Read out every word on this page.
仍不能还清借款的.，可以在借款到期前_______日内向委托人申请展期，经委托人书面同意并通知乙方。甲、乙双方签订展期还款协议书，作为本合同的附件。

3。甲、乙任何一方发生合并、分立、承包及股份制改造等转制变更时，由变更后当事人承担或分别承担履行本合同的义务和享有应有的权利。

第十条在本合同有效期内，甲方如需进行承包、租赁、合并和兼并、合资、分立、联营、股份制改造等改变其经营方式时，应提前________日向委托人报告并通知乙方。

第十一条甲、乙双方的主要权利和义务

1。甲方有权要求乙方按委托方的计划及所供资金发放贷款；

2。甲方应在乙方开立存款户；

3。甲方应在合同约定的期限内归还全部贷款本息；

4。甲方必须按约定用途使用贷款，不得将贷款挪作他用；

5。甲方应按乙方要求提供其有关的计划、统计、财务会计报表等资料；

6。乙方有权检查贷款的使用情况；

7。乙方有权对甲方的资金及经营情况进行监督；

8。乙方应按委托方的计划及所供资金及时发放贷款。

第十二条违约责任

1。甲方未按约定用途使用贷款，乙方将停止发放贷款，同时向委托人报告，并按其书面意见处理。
------------------------------------------------------------------------
All of the entries should be written out again exactly.

Read out every word on this page.
仍不能还清借款的.，可以在借款到期前_______日内向委托人申请展期，经委托人书面同意并通知乙方。甲、乙双方签订展期还款协议书，作为本合同的附件。

3。甲、乙任何一方发生合并、分立、承包及股份制改造等转制变更时，由变更后当事人承担或分别承担履行本合同的义务和享有应有的权利。

第十条在本合同有效期内，甲方如需进行承包、租赁、合并和兼并、合资、分立、联营、股份制改造等改变其经营方式时，应提前________日向委托人报告并通知乙方。

第十一条甲、乙双方的主要权利和义务

1。甲方有权要求乙方按委托方的计划及所供资金发放贷款；

2。甲方应在乙方开立存款户；

3。甲方应在合同约定的期限内归还全部贷款本息；

4。甲方必须按约定用途使用贷款，不得将贷款挪作他用；

5。甲方应按乙方要求提供其有关的计划、统计、财务会计报表等资料；

6。乙方有权检查贷款的使用情况；

7。乙方有权对甲方的资金及经营情况进行监督；

8。乙方应按委托方的计划及所供资金及时发放贷款。

第十二条违约责任

1。甲方未按约定用途使用贷款，乙方将停止发放贷款，同时向委托人报告，并按其书面意见处理。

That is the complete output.